═══ Records ═══
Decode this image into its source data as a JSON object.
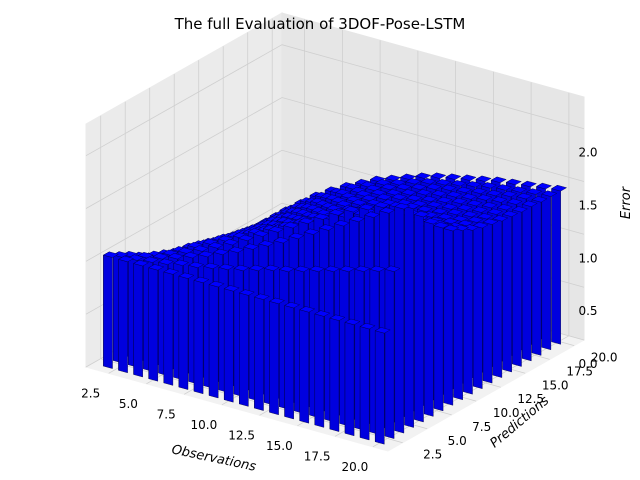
{
  "chart_data": {
    "type": "bar3d",
    "title": "The full Evaluation of 3DOF-Pose-LSTM",
    "xlabel": "Observations",
    "ylabel": "Predictions",
    "zlabel": "Error",
    "x_range": [
      1,
      21
    ],
    "y_range": [
      1,
      21
    ],
    "z_range": [
      0,
      2.3
    ],
    "x_ticks": [
      "2.5",
      "5.0",
      "7.5",
      "10.0",
      "12.5",
      "15.0",
      "17.5",
      "20.0"
    ],
    "y_ticks": [
      "2.5",
      "5.0",
      "7.5",
      "10.0",
      "12.5",
      "15.0",
      "17.5",
      "20.0"
    ],
    "z_ticks": [
      "0.0",
      "0.5",
      "1.0",
      "1.5",
      "2.0"
    ],
    "observations": [
      2,
      3,
      4,
      5,
      6,
      7,
      8,
      9,
      10,
      11,
      12,
      13,
      14,
      15,
      16,
      17,
      18,
      19,
      20
    ],
    "predictions": [
      2,
      3,
      4,
      5,
      6,
      7,
      8,
      9,
      10,
      11,
      12,
      13,
      14,
      15,
      16,
      17,
      18,
      19,
      20
    ],
    "bar_color": "#0000ff",
    "edge_color": "#00003c",
    "values": [
      [
        1.05,
        1.05,
        1.05,
        1.05,
        1.05,
        1.05,
        1.05,
        1.05,
        1.05,
        1.05,
        1.05,
        1.05,
        1.05,
        1.05,
        1.05,
        1.05,
        1.05,
        1.05,
        1.05
      ],
      [
        1.0,
        1.01,
        1.03,
        1.05,
        1.08,
        1.1,
        1.13,
        1.16,
        1.19,
        1.23,
        1.27,
        1.3,
        1.34,
        1.38,
        1.42,
        1.46,
        1.5,
        1.54,
        1.58
      ],
      [
        0.95,
        0.98,
        1.01,
        1.05,
        1.1,
        1.15,
        1.21,
        1.27,
        1.34,
        1.41,
        1.48,
        1.56,
        1.64,
        1.72,
        1.8,
        1.88,
        1.96,
        2.04,
        2.12
      ],
      [
        0.89,
        0.94,
        0.99,
        1.05,
        1.11,
        1.18,
        1.25,
        1.33,
        1.41,
        1.49,
        1.57,
        1.65,
        1.73,
        1.81,
        1.88,
        1.94,
        2.0,
        2.04,
        2.07
      ],
      [
        0.83,
        0.9,
        0.97,
        1.05,
        1.12,
        1.19,
        1.26,
        1.34,
        1.41,
        1.48,
        1.55,
        1.61,
        1.67,
        1.73,
        1.79,
        1.83,
        1.87,
        1.91,
        1.94
      ],
      [
        0.78,
        0.86,
        0.95,
        1.02,
        1.1,
        1.17,
        1.24,
        1.31,
        1.37,
        1.43,
        1.49,
        1.54,
        1.59,
        1.64,
        1.68,
        1.72,
        1.76,
        1.79,
        1.82
      ],
      [
        0.74,
        0.82,
        0.92,
        0.99,
        1.07,
        1.14,
        1.21,
        1.27,
        1.33,
        1.38,
        1.44,
        1.48,
        1.53,
        1.57,
        1.61,
        1.64,
        1.67,
        1.7,
        1.73
      ],
      [
        0.7,
        0.79,
        0.89,
        0.97,
        1.05,
        1.12,
        1.18,
        1.24,
        1.29,
        1.34,
        1.39,
        1.43,
        1.47,
        1.51,
        1.54,
        1.57,
        1.6,
        1.63,
        1.65
      ],
      [
        0.66,
        0.76,
        0.86,
        0.94,
        1.02,
        1.09,
        1.15,
        1.21,
        1.26,
        1.31,
        1.35,
        1.39,
        1.43,
        1.46,
        1.49,
        1.52,
        1.55,
        1.58,
        1.6
      ],
      [
        0.63,
        0.73,
        0.83,
        0.92,
        1.0,
        1.07,
        1.13,
        1.19,
        1.24,
        1.28,
        1.32,
        1.36,
        1.39,
        1.42,
        1.45,
        1.48,
        1.51,
        1.53,
        1.55
      ],
      [
        0.6,
        0.71,
        0.81,
        0.9,
        0.98,
        1.05,
        1.11,
        1.17,
        1.21,
        1.26,
        1.3,
        1.33,
        1.37,
        1.4,
        1.43,
        1.45,
        1.48,
        1.5,
        1.52
      ],
      [
        0.58,
        0.69,
        0.79,
        0.88,
        0.96,
        1.03,
        1.09,
        1.15,
        1.2,
        1.24,
        1.28,
        1.32,
        1.35,
        1.38,
        1.41,
        1.43,
        1.45,
        1.48,
        1.5
      ],
      [
        0.56,
        0.67,
        0.77,
        0.87,
        0.95,
        1.02,
        1.08,
        1.14,
        1.18,
        1.23,
        1.27,
        1.3,
        1.34,
        1.37,
        1.39,
        1.42,
        1.44,
        1.46,
        1.48
      ],
      [
        0.55,
        0.66,
        0.76,
        0.85,
        0.94,
        1.01,
        1.07,
        1.13,
        1.18,
        1.22,
        1.26,
        1.3,
        1.33,
        1.36,
        1.38,
        1.41,
        1.43,
        1.45,
        1.47
      ],
      [
        0.54,
        0.65,
        0.75,
        0.85,
        0.93,
        1.0,
        1.07,
        1.12,
        1.17,
        1.22,
        1.26,
        1.29,
        1.32,
        1.35,
        1.38,
        1.4,
        1.42,
        1.44,
        1.46
      ],
      [
        0.53,
        0.64,
        0.75,
        0.84,
        0.93,
        1.0,
        1.06,
        1.12,
        1.17,
        1.21,
        1.25,
        1.29,
        1.32,
        1.35,
        1.37,
        1.4,
        1.42,
        1.44,
        1.46
      ],
      [
        0.53,
        0.64,
        0.75,
        0.84,
        0.92,
        1.0,
        1.06,
        1.12,
        1.17,
        1.21,
        1.25,
        1.29,
        1.32,
        1.34,
        1.37,
        1.39,
        1.42,
        1.44,
        1.45
      ],
      [
        0.53,
        0.64,
        0.75,
        0.84,
        0.92,
        1.0,
        1.06,
        1.12,
        1.16,
        1.21,
        1.25,
        1.28,
        1.31,
        1.34,
        1.37,
        1.39,
        1.41,
        1.43,
        1.45
      ],
      [
        0.53,
        0.64,
        0.75,
        0.84,
        0.92,
        0.99,
        1.06,
        1.11,
        1.16,
        1.21,
        1.25,
        1.28,
        1.31,
        1.34,
        1.37,
        1.39,
        1.41,
        1.43,
        1.45
      ]
    ]
  }
}
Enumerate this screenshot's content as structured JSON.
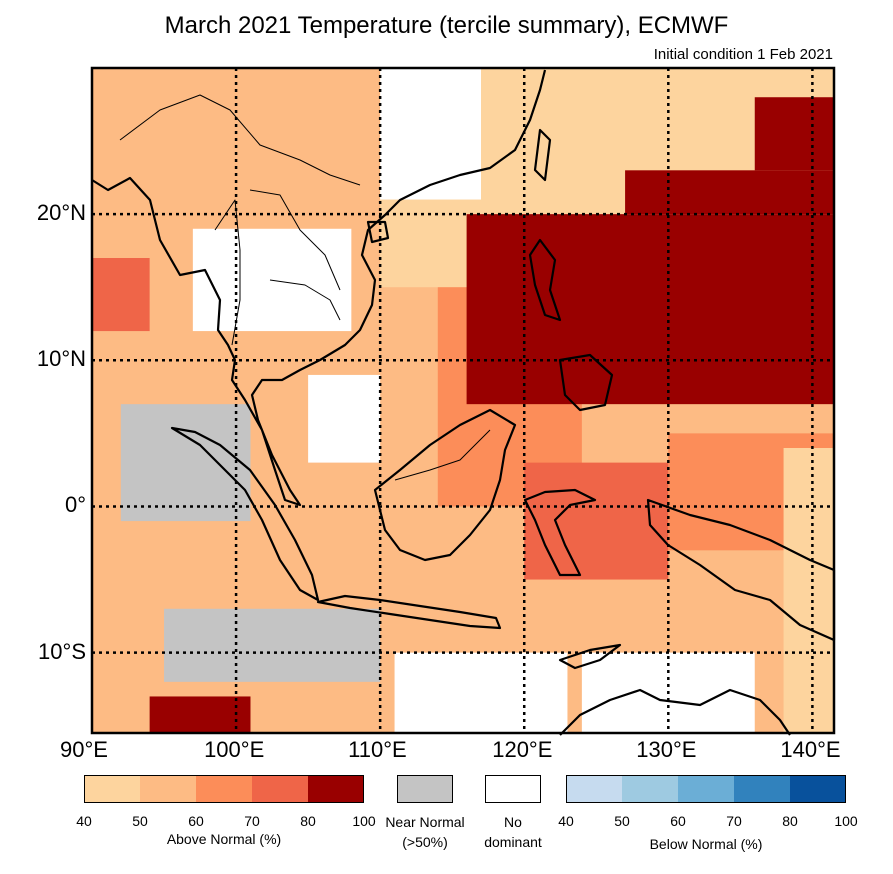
{
  "title": "March 2021 Temperature (tercile summary), ECMWF",
  "subtitle": "Initial condition 1 Feb 2021",
  "axes": {
    "lon_labels": [
      "90°E",
      "100°E",
      "110°E",
      "120°E",
      "130°E",
      "140°E"
    ],
    "lat_labels": [
      "20°N",
      "10°N",
      "0°",
      "10°S"
    ],
    "lon_range": [
      90,
      141.5
    ],
    "lat_range": [
      -15.5,
      30
    ]
  },
  "legend": {
    "above": {
      "caption": "Above Normal (%)",
      "ticks": [
        "40",
        "50",
        "60",
        "70",
        "80",
        "100"
      ],
      "colors": [
        "#fdd49e",
        "#fdbb84",
        "#fc8d59",
        "#ef6548",
        "#990000"
      ]
    },
    "near": {
      "caption_line1": "Near Normal",
      "caption_line2": "(>50%)",
      "color": "#c4c4c4"
    },
    "none": {
      "caption_line1": "No",
      "caption_line2": "dominant",
      "color": "#ffffff"
    },
    "below": {
      "caption": "Below Normal (%)",
      "ticks": [
        "40",
        "50",
        "60",
        "70",
        "80",
        "100"
      ],
      "colors": [
        "#c6dbef",
        "#9ecae1",
        "#6baed6",
        "#3182bd",
        "#08519c"
      ]
    }
  },
  "chart_data": {
    "type": "heatmap",
    "title": "March 2021 Temperature (tercile summary), ECMWF",
    "legend_order": [
      "no-dominant",
      "above-40",
      "above-50",
      "above-60",
      "above-70",
      "above-80",
      "near-normal",
      "below-40"
    ],
    "regions": [
      {
        "cat": 2,
        "lon": [
          90,
          141.5
        ],
        "lat": [
          -15.5,
          30
        ],
        "label": "background above-50"
      },
      {
        "cat": 1,
        "lon": [
          110,
          141.5
        ],
        "lat": [
          15,
          30
        ],
        "label": "north ocean above-40"
      },
      {
        "cat": 0,
        "lon": [
          110,
          117
        ],
        "lat": [
          21,
          30
        ],
        "label": "south china no dominant"
      },
      {
        "cat": 0,
        "lon": [
          97,
          108
        ],
        "lat": [
          12,
          19
        ],
        "label": "thailand no dominant"
      },
      {
        "cat": 0,
        "lon": [
          105,
          110
        ],
        "lat": [
          3,
          9
        ],
        "label": "gulf no dominant"
      },
      {
        "cat": 6,
        "lon": [
          92,
          101
        ],
        "lat": [
          -1,
          7
        ],
        "label": "sumatra near normal"
      },
      {
        "cat": 6,
        "lon": [
          95,
          110
        ],
        "lat": [
          -12,
          -7
        ],
        "label": "indian ocean near normal"
      },
      {
        "cat": 0,
        "lon": [
          111,
          123
        ],
        "lat": [
          -15.5,
          -10
        ],
        "label": "south no dominant"
      },
      {
        "cat": 0,
        "lon": [
          124,
          136
        ],
        "lat": [
          -15.5,
          -10
        ],
        "label": "australia no dominant"
      },
      {
        "cat": 3,
        "lon": [
          114,
          124
        ],
        "lat": [
          0,
          15
        ],
        "label": "south china sea above-60"
      },
      {
        "cat": 4,
        "lon": [
          120,
          130
        ],
        "lat": [
          -5,
          3
        ],
        "label": "sulawesi above-70"
      },
      {
        "cat": 5,
        "lon": [
          116,
          141.5
        ],
        "lat": [
          7,
          20
        ],
        "label": "philippines above-80"
      },
      {
        "cat": 5,
        "lon": [
          127,
          141.5
        ],
        "lat": [
          20,
          23
        ],
        "label": "pacific above-80"
      },
      {
        "cat": 5,
        "lon": [
          136,
          141.5
        ],
        "lat": [
          23,
          28
        ],
        "label": "pacific ne above-80"
      },
      {
        "cat": 4,
        "lon": [
          90,
          94
        ],
        "lat": [
          12,
          17
        ],
        "label": "bay of bengal above-70"
      },
      {
        "cat": 5,
        "lon": [
          94,
          101
        ],
        "lat": [
          -15.5,
          -13
        ],
        "label": "sw ocean above-80"
      },
      {
        "cat": 3,
        "lon": [
          130,
          141.5
        ],
        "lat": [
          -3,
          5
        ],
        "label": "east above-60"
      },
      {
        "cat": 1,
        "lon": [
          138,
          141.5
        ],
        "lat": [
          -15.5,
          4
        ],
        "label": "far east above-40"
      }
    ]
  }
}
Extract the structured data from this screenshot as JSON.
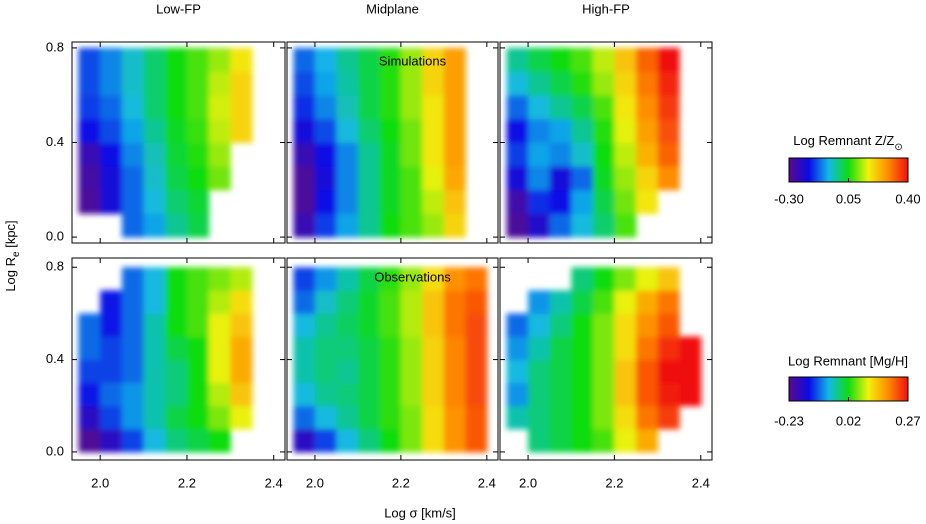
{
  "figure": {
    "xlabel": "Log σ [km/s]",
    "ylabel": {
      "text": "Log R",
      "sub": "e",
      "suffix": " [kpc]"
    }
  },
  "colormap": [
    "#5a0a8c",
    "#0a0ae6",
    "#12b8e8",
    "#10dc10",
    "#f2f20c",
    "#ff8a00",
    "#f01010"
  ],
  "colorbars": [
    {
      "title": {
        "text": "Log Remnant Z/Z",
        "sub": "⊙"
      },
      "ticks": [
        {
          "value": -0.3,
          "label": "-0.30"
        },
        0.05,
        {
          "value": 0.4,
          "label": "0.40"
        }
      ]
    },
    {
      "title": {
        "text": "Log Remnant [Mg/H]"
      },
      "ticks": [
        -0.23,
        0.02,
        0.27
      ]
    }
  ],
  "chart_data": [
    {
      "type": "heatmap",
      "title": "Low-FP",
      "xlim": [
        1.935,
        2.426
      ],
      "ylim": [
        -0.025,
        0.825
      ],
      "xticks": [
        2,
        2.2,
        2.4
      ],
      "yticks": [
        {
          "value": 0,
          "label": "0.0"
        },
        0.4,
        0.8
      ],
      "x": [
        1.975,
        2.025,
        2.075,
        2.125,
        2.175,
        2.225,
        2.275,
        2.325,
        2.375
      ],
      "y": [
        0.05,
        0.15,
        0.25,
        0.35,
        0.45,
        0.55,
        0.65,
        0.75
      ],
      "z": [
        [
          null,
          null,
          -0.12,
          -0.08,
          -0.02,
          0.02,
          null,
          null,
          null
        ],
        [
          -0.28,
          -0.2,
          -0.12,
          -0.06,
          0.0,
          0.03,
          null,
          null,
          null
        ],
        [
          -0.27,
          -0.2,
          -0.12,
          -0.05,
          0.02,
          0.05,
          0.1,
          null,
          null
        ],
        [
          -0.25,
          -0.18,
          -0.1,
          -0.04,
          0.03,
          0.06,
          0.12,
          null,
          null
        ],
        [
          -0.18,
          -0.14,
          -0.08,
          -0.02,
          0.04,
          0.07,
          0.14,
          0.2,
          null
        ],
        [
          -0.15,
          -0.12,
          -0.06,
          0.0,
          0.05,
          0.08,
          0.15,
          0.2,
          null
        ],
        [
          -0.14,
          -0.1,
          -0.05,
          0.0,
          0.05,
          0.08,
          0.14,
          0.2,
          null
        ],
        [
          -0.14,
          -0.1,
          -0.05,
          0.0,
          0.05,
          0.08,
          0.12,
          0.18,
          null
        ]
      ]
    },
    {
      "type": "heatmap",
      "title": "Midplane",
      "annotation": "Simulations",
      "xlim": [
        1.935,
        2.426
      ],
      "ylim": [
        -0.025,
        0.825
      ],
      "xticks": [
        2,
        2.2,
        2.4
      ],
      "yticks": [
        0,
        0.4,
        0.8
      ],
      "x": [
        1.975,
        2.025,
        2.075,
        2.125,
        2.175,
        2.225,
        2.275,
        2.325,
        2.375
      ],
      "y": [
        0.05,
        0.15,
        0.25,
        0.35,
        0.45,
        0.55,
        0.65,
        0.75
      ],
      "z": [
        [
          -0.25,
          -0.15,
          -0.08,
          -0.02,
          0.05,
          0.08,
          0.12,
          0.2,
          null
        ],
        [
          -0.28,
          -0.18,
          -0.1,
          -0.02,
          0.04,
          0.08,
          0.14,
          0.22,
          null
        ],
        [
          -0.28,
          -0.2,
          -0.1,
          -0.02,
          0.04,
          0.08,
          0.16,
          0.25,
          null
        ],
        [
          -0.25,
          -0.18,
          -0.1,
          -0.02,
          0.04,
          0.1,
          0.18,
          0.26,
          null
        ],
        [
          -0.2,
          -0.14,
          -0.06,
          0.0,
          0.05,
          0.1,
          0.18,
          0.26,
          null
        ],
        [
          -0.16,
          -0.1,
          -0.04,
          0.02,
          0.06,
          0.12,
          0.18,
          0.26,
          null
        ],
        [
          -0.14,
          -0.08,
          -0.03,
          0.02,
          0.06,
          0.12,
          0.2,
          0.26,
          null
        ],
        [
          -0.12,
          -0.07,
          -0.02,
          0.02,
          0.06,
          0.12,
          0.2,
          0.26,
          null
        ]
      ]
    },
    {
      "type": "heatmap",
      "title": "High-FP",
      "xlim": [
        1.935,
        2.426
      ],
      "ylim": [
        -0.025,
        0.825
      ],
      "xticks": [
        2,
        2.2,
        2.4
      ],
      "yticks": [
        0,
        0.4,
        0.8
      ],
      "x": [
        1.975,
        2.025,
        2.075,
        2.125,
        2.175,
        2.225,
        2.275,
        2.325,
        2.375
      ],
      "y": [
        0.05,
        0.15,
        0.25,
        0.35,
        0.45,
        0.55,
        0.65,
        0.75
      ],
      "z": [
        [
          -0.28,
          -0.22,
          -0.12,
          -0.06,
          0.0,
          0.08,
          null,
          null,
          null
        ],
        [
          -0.26,
          -0.16,
          -0.18,
          -0.08,
          0.02,
          0.1,
          0.18,
          null,
          null
        ],
        [
          -0.2,
          -0.1,
          -0.2,
          -0.12,
          0.04,
          0.12,
          0.2,
          0.28,
          null
        ],
        [
          -0.15,
          -0.08,
          -0.1,
          -0.05,
          0.05,
          0.14,
          0.24,
          0.32,
          null
        ],
        [
          -0.18,
          -0.1,
          -0.08,
          -0.02,
          0.06,
          0.16,
          0.26,
          0.34,
          null
        ],
        [
          -0.12,
          -0.06,
          -0.02,
          0.02,
          0.08,
          0.18,
          0.28,
          0.36,
          null
        ],
        [
          -0.06,
          -0.02,
          0.02,
          0.06,
          0.12,
          0.2,
          0.3,
          0.38,
          null
        ],
        [
          -0.02,
          0.02,
          0.05,
          0.08,
          0.14,
          0.22,
          0.32,
          0.4,
          null
        ]
      ]
    },
    {
      "type": "heatmap",
      "xlim": [
        1.935,
        2.426
      ],
      "ylim": [
        -0.035,
        0.84
      ],
      "xticks": [
        {
          "value": 2,
          "label": "2.0"
        },
        2.2,
        2.4
      ],
      "yticks": [
        {
          "value": 0,
          "label": "0.0"
        },
        0.4,
        0.8
      ],
      "x": [
        1.975,
        2.025,
        2.075,
        2.125,
        2.175,
        2.225,
        2.275,
        2.325,
        2.375
      ],
      "y": [
        0.05,
        0.15,
        0.25,
        0.35,
        0.45,
        0.55,
        0.65,
        0.75
      ],
      "z": [
        [
          -0.22,
          -0.18,
          -0.12,
          -0.06,
          -0.02,
          0.0,
          0.02,
          null,
          null
        ],
        [
          -0.18,
          -0.12,
          -0.08,
          -0.04,
          0.0,
          0.02,
          0.06,
          0.1,
          null
        ],
        [
          -0.14,
          -0.1,
          -0.08,
          -0.04,
          -0.02,
          0.02,
          0.08,
          0.14,
          null
        ],
        [
          -0.12,
          -0.12,
          -0.1,
          -0.04,
          -0.02,
          0.02,
          0.1,
          0.16,
          null
        ],
        [
          -0.1,
          -0.12,
          -0.1,
          -0.04,
          0.0,
          0.02,
          0.1,
          0.16,
          null
        ],
        [
          -0.1,
          -0.14,
          -0.1,
          -0.04,
          0.02,
          0.04,
          0.1,
          0.14,
          null
        ],
        [
          null,
          -0.14,
          -0.1,
          -0.06,
          0.02,
          0.04,
          0.08,
          0.12,
          null
        ],
        [
          null,
          null,
          -0.1,
          -0.06,
          0.02,
          0.04,
          0.06,
          0.08,
          null
        ]
      ]
    },
    {
      "type": "heatmap",
      "annotation": "Observations",
      "xlim": [
        1.935,
        2.426
      ],
      "ylim": [
        -0.035,
        0.84
      ],
      "xticks": [
        {
          "value": 2,
          "label": "2.0"
        },
        2.2,
        2.4
      ],
      "yticks": [
        0,
        0.4,
        0.8
      ],
      "x": [
        1.975,
        2.025,
        2.075,
        2.125,
        2.175,
        2.225,
        2.275,
        2.325,
        2.375
      ],
      "y": [
        0.05,
        0.15,
        0.25,
        0.35,
        0.45,
        0.55,
        0.65,
        0.75
      ],
      "z": [
        [
          -0.18,
          -0.12,
          -0.06,
          -0.02,
          0.02,
          0.06,
          0.12,
          0.18,
          0.22
        ],
        [
          -0.1,
          -0.06,
          -0.03,
          0.0,
          0.03,
          0.06,
          0.12,
          0.18,
          0.22
        ],
        [
          -0.06,
          -0.03,
          -0.02,
          0.0,
          0.03,
          0.07,
          0.13,
          0.19,
          0.23
        ],
        [
          -0.04,
          -0.02,
          -0.03,
          0.0,
          0.03,
          0.07,
          0.13,
          0.19,
          0.23
        ],
        [
          -0.04,
          -0.02,
          -0.02,
          0.0,
          0.03,
          0.07,
          0.13,
          0.19,
          0.23
        ],
        [
          -0.06,
          -0.03,
          -0.01,
          0.01,
          0.04,
          0.08,
          0.14,
          0.2,
          0.23
        ],
        [
          -0.1,
          -0.05,
          -0.02,
          0.01,
          0.04,
          0.08,
          0.14,
          0.2,
          0.22
        ],
        [
          -0.12,
          -0.08,
          -0.04,
          0.0,
          0.03,
          0.07,
          0.12,
          0.18,
          0.2
        ]
      ]
    },
    {
      "type": "heatmap",
      "xlim": [
        1.935,
        2.426
      ],
      "ylim": [
        -0.035,
        0.84
      ],
      "xticks": [
        {
          "value": 2,
          "label": "2.0"
        },
        2.2,
        2.4
      ],
      "yticks": [
        0,
        0.4,
        0.8
      ],
      "x": [
        1.975,
        2.025,
        2.075,
        2.125,
        2.175,
        2.225,
        2.275,
        2.325,
        2.375
      ],
      "y": [
        0.05,
        0.15,
        0.25,
        0.35,
        0.45,
        0.55,
        0.65,
        0.75
      ],
      "z": [
        [
          null,
          -0.02,
          0.0,
          0.02,
          0.04,
          0.1,
          0.16,
          null,
          null
        ],
        [
          -0.04,
          -0.02,
          0.0,
          0.02,
          0.06,
          0.12,
          0.2,
          0.24,
          null
        ],
        [
          -0.08,
          -0.02,
          0.0,
          0.02,
          0.06,
          0.14,
          0.22,
          0.26,
          0.27
        ],
        [
          -0.06,
          -0.02,
          0.0,
          0.02,
          0.06,
          0.14,
          0.22,
          0.27,
          0.27
        ],
        [
          -0.08,
          -0.04,
          0.0,
          0.02,
          0.06,
          0.12,
          0.2,
          0.25,
          0.27
        ],
        [
          -0.1,
          -0.06,
          -0.02,
          0.02,
          0.06,
          0.12,
          0.18,
          0.22,
          null
        ],
        [
          null,
          -0.08,
          -0.04,
          0.0,
          0.04,
          0.1,
          0.16,
          0.2,
          null
        ],
        [
          null,
          null,
          null,
          -0.02,
          0.02,
          0.06,
          0.1,
          0.14,
          null
        ]
      ]
    }
  ]
}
═══
▶ What to produce:
From the entries, report each line that includes the word "china".

▶ Written answer:
        "label": "south china no dominant"
        "label": "south china sea above-60"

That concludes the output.